(Stored data entries)
***

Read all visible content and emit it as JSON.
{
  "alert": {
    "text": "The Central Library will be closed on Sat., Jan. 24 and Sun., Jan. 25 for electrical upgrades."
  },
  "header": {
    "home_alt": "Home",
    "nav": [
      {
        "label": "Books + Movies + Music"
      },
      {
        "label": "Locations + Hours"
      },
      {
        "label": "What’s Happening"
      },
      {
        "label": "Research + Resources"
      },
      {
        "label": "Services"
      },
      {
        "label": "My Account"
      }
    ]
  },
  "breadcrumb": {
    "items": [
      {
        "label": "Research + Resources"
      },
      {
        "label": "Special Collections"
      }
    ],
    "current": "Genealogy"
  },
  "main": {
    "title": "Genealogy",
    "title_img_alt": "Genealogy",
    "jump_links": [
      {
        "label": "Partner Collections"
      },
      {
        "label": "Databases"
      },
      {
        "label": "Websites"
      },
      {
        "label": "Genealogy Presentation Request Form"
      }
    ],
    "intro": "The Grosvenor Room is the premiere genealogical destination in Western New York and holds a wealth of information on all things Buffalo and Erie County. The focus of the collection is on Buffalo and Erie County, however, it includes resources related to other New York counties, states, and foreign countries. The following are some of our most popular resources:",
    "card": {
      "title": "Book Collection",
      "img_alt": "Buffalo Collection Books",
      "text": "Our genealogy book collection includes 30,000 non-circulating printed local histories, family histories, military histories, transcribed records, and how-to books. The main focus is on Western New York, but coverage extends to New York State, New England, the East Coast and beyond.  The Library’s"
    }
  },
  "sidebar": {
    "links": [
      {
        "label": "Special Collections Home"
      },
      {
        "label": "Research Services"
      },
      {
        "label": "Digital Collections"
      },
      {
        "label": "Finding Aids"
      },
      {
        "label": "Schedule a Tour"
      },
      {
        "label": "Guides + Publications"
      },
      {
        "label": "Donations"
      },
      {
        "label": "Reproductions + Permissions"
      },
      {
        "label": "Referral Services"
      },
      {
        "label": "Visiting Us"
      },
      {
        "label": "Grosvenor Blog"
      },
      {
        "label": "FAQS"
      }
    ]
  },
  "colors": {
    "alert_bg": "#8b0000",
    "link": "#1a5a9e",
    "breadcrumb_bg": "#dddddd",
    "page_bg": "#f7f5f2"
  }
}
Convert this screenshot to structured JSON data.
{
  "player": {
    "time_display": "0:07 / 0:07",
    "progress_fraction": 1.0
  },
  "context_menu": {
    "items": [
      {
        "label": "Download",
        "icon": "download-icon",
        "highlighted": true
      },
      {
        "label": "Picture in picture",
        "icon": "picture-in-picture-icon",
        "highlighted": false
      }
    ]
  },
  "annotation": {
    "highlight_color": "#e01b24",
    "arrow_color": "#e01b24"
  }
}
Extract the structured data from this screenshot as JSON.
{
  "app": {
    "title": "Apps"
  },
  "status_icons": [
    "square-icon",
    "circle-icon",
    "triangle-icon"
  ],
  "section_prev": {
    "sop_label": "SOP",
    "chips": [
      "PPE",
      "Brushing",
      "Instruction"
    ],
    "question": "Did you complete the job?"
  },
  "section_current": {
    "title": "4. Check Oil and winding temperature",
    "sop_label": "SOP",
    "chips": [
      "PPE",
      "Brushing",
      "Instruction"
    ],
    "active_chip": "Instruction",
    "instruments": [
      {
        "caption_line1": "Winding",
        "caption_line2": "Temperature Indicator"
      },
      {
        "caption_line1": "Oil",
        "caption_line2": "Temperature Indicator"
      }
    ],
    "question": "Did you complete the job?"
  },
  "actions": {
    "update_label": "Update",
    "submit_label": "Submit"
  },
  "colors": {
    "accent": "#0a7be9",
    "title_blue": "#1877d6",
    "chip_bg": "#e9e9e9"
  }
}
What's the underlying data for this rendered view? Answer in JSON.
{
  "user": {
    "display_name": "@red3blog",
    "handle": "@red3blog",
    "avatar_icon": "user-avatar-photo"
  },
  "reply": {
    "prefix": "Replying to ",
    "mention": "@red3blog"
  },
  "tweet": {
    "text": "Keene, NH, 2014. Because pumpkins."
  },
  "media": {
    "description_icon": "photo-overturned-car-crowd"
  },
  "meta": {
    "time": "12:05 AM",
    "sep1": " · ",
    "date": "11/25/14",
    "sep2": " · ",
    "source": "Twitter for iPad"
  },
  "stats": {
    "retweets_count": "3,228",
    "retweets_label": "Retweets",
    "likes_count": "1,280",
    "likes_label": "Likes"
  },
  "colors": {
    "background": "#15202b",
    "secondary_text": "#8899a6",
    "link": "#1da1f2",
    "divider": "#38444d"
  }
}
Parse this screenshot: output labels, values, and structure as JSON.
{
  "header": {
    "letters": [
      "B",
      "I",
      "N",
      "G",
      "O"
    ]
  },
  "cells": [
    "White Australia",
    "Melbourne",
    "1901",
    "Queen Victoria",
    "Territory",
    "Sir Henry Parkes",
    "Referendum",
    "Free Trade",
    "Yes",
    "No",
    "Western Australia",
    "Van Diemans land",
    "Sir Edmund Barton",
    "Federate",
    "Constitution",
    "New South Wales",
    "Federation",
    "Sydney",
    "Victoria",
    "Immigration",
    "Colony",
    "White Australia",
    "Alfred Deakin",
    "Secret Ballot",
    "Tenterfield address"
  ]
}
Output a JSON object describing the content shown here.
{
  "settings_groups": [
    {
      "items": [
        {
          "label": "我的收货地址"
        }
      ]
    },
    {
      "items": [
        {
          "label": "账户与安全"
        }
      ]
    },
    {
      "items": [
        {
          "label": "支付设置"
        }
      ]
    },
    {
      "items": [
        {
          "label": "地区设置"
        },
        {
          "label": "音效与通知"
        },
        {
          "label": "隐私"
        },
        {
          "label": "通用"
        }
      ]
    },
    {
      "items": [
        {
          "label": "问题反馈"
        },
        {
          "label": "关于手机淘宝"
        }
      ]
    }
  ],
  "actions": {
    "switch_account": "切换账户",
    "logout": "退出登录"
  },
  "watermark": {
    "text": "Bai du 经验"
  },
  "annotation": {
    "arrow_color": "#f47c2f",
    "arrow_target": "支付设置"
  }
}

***

▸ Exercise aim
Note how many lines of the material contain the string "JSON". Then report that number by itself.

▸ Exercise answer
6